[START MATERIAL FOR THIS TASK]

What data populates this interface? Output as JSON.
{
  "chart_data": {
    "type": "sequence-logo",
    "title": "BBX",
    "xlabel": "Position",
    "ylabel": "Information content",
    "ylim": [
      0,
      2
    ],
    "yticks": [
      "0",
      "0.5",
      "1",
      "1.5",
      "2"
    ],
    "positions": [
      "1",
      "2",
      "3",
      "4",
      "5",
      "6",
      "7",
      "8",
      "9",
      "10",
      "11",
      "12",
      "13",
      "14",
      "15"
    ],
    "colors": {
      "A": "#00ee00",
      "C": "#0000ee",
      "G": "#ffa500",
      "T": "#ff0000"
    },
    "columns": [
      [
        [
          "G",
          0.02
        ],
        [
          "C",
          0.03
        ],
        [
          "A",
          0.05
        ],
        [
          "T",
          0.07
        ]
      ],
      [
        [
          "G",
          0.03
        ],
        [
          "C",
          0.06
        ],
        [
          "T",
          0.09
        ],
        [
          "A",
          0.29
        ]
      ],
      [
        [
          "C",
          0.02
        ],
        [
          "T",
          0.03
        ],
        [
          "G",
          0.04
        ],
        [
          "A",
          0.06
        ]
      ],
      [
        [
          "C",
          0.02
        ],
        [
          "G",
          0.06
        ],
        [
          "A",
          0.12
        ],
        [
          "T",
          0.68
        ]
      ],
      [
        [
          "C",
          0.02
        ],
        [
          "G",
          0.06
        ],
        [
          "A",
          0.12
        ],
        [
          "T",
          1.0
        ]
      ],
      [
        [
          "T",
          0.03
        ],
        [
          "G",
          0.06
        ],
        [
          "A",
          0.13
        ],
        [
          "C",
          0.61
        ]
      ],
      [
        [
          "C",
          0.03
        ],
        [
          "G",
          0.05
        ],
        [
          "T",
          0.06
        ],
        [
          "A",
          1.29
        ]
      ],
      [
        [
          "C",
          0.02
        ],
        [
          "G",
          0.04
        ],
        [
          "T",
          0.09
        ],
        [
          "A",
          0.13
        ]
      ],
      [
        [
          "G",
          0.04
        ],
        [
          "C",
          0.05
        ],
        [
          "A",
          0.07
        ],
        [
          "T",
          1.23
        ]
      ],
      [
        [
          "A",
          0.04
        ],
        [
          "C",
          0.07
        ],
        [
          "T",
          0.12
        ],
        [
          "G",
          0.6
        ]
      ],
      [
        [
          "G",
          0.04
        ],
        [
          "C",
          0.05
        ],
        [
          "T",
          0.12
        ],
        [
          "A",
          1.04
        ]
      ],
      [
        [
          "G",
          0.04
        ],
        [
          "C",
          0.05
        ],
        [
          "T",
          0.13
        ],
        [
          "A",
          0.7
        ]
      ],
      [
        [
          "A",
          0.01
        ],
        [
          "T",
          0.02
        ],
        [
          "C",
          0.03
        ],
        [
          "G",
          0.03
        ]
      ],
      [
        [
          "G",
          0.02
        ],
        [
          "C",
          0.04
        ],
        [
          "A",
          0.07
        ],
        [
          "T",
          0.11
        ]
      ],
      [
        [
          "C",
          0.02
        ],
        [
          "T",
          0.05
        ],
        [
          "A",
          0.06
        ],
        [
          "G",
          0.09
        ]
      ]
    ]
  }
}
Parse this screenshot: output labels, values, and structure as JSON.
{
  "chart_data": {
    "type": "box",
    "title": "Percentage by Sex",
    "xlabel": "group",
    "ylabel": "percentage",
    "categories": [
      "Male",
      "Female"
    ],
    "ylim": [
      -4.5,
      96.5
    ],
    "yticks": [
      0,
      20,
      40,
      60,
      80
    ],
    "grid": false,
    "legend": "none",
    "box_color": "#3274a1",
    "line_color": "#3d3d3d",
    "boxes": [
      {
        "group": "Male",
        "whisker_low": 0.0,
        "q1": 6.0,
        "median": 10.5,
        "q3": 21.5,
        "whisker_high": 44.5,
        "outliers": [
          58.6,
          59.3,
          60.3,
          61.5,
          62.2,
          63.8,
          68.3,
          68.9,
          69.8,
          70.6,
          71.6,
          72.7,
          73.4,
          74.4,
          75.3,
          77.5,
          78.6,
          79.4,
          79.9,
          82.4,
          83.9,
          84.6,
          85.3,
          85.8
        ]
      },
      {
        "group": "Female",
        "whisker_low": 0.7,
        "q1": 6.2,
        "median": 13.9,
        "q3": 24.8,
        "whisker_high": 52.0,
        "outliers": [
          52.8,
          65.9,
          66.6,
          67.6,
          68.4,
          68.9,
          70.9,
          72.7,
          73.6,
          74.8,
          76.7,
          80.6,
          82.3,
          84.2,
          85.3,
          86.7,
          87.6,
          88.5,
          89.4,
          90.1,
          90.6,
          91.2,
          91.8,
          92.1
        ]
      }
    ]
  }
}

[END MATERIAL FOR THIS TASK]

→ TASK REQUIREMENTS
Each line above must be reproduced exactly as it stands.

→ RESULT FOR THIS EXERCISE
What data populates this interface? Output as JSON.
{
  "chart_data": {
    "type": "sequence-logo",
    "title": "BBX",
    "xlabel": "Position",
    "ylabel": "Information content",
    "ylim": [
      0,
      2
    ],
    "yticks": [
      "0",
      "0.5",
      "1",
      "1.5",
      "2"
    ],
    "positions": [
      "1",
      "2",
      "3",
      "4",
      "5",
      "6",
      "7",
      "8",
      "9",
      "10",
      "11",
      "12",
      "13",
      "14",
      "15"
    ],
    "colors": {
      "A": "#00ee00",
      "C": "#0000ee",
      "G": "#ffa500",
      "T": "#ff0000"
    },
    "columns": [
      [
        [
          "G",
          0.02
        ],
        [
          "C",
          0.03
        ],
        [
          "A",
          0.05
        ],
        [
          "T",
          0.07
        ]
      ],
      [
        [
          "G",
          0.03
        ],
        [
          "C",
          0.06
        ],
        [
          "T",
          0.09
        ],
        [
          "A",
          0.29
        ]
      ],
      [
        [
          "C",
          0.02
        ],
        [
          "T",
          0.03
        ],
        [
          "G",
          0.04
        ],
        [
          "A",
          0.06
        ]
      ],
      [
        [
          "C",
          0.02
        ],
        [
          "G",
          0.06
        ],
        [
          "A",
          0.12
        ],
        [
          "T",
          0.68
        ]
      ],
      [
        [
          "C",
          0.02
        ],
        [
          "G",
          0.06
        ],
        [
          "A",
          0.12
        ],
        [
          "T",
          1.0
        ]
      ],
      [
        [
          "T",
          0.03
        ],
        [
          "G",
          0.06
        ],
        [
          "A",
          0.13
        ],
        [
          "C",
          0.61
        ]
      ],
      [
        [
          "C",
          0.03
        ],
        [
          "G",
          0.05
        ],
        [
          "T",
          0.06
        ],
        [
          "A",
          1.29
        ]
      ],
      [
        [
          "C",
          0.02
        ],
        [
          "G",
          0.04
        ],
        [
          "T",
          0.09
        ],
        [
          "A",
          0.13
        ]
      ],
      [
        [
          "G",
          0.04
        ],
        [
          "C",
          0.05
        ],
        [
          "A",
          0.07
        ],
        [
          "T",
          1.23
        ]
      ],
      [
        [
          "A",
          0.04
        ],
        [
          "C",
          0.07
        ],
        [
          "T",
          0.12
        ],
        [
          "G",
          0.6
        ]
      ],
      [
        [
          "G",
          0.04
        ],
        [
          "C",
          0.05
        ],
        [
          "T",
          0.12
        ],
        [
          "A",
          1.04
        ]
      ],
      [
        [
          "G",
          0.04
        ],
        [
          "C",
          0.05
        ],
        [
          "T",
          0.13
        ],
        [
          "A",
          0.7
        ]
      ],
      [
        [
          "A",
          0.01
        ],
        [
          "T",
          0.02
        ],
        [
          "C",
          0.03
        ],
        [
          "G",
          0.03
        ]
      ],
      [
        [
          "G",
          0.02
        ],
        [
          "C",
          0.04
        ],
        [
          "A",
          0.07
        ],
        [
          "T",
          0.11
        ]
      ],
      [
        [
          "C",
          0.02
        ],
        [
          "T",
          0.05
        ],
        [
          "A",
          0.06
        ],
        [
          "G",
          0.09
        ]
      ]
    ]
  }
}
Parse this screenshot: output labels, values, and structure as JSON.
{
  "chart_data": {
    "type": "box",
    "title": "Percentage by Sex",
    "xlabel": "group",
    "ylabel": "percentage",
    "categories": [
      "Male",
      "Female"
    ],
    "ylim": [
      -4.5,
      96.5
    ],
    "yticks": [
      0,
      20,
      40,
      60,
      80
    ],
    "grid": false,
    "legend": "none",
    "box_color": "#3274a1",
    "line_color": "#3d3d3d",
    "boxes": [
      {
        "group": "Male",
        "whisker_low": 0.0,
        "q1": 6.0,
        "median": 10.5,
        "q3": 21.5,
        "whisker_high": 44.5,
        "outliers": [
          58.6,
          59.3,
          60.3,
          61.5,
          62.2,
          63.8,
          68.3,
          68.9,
          69.8,
          70.6,
          71.6,
          72.7,
          73.4,
          74.4,
          75.3,
          77.5,
          78.6,
          79.4,
          79.9,
          82.4,
          83.9,
          84.6,
          85.3,
          85.8
        ]
      },
      {
        "group": "Female",
        "whisker_low": 0.7,
        "q1": 6.2,
        "median": 13.9,
        "q3": 24.8,
        "whisker_high": 52.0,
        "outliers": [
          52.8,
          65.9,
          66.6,
          67.6,
          68.4,
          68.9,
          70.9,
          72.7,
          73.6,
          74.8,
          76.7,
          80.6,
          82.3,
          84.2,
          85.3,
          86.7,
          87.6,
          88.5,
          89.4,
          90.1,
          90.6,
          91.2,
          91.8,
          92.1
        ]
      }
    ]
  }
}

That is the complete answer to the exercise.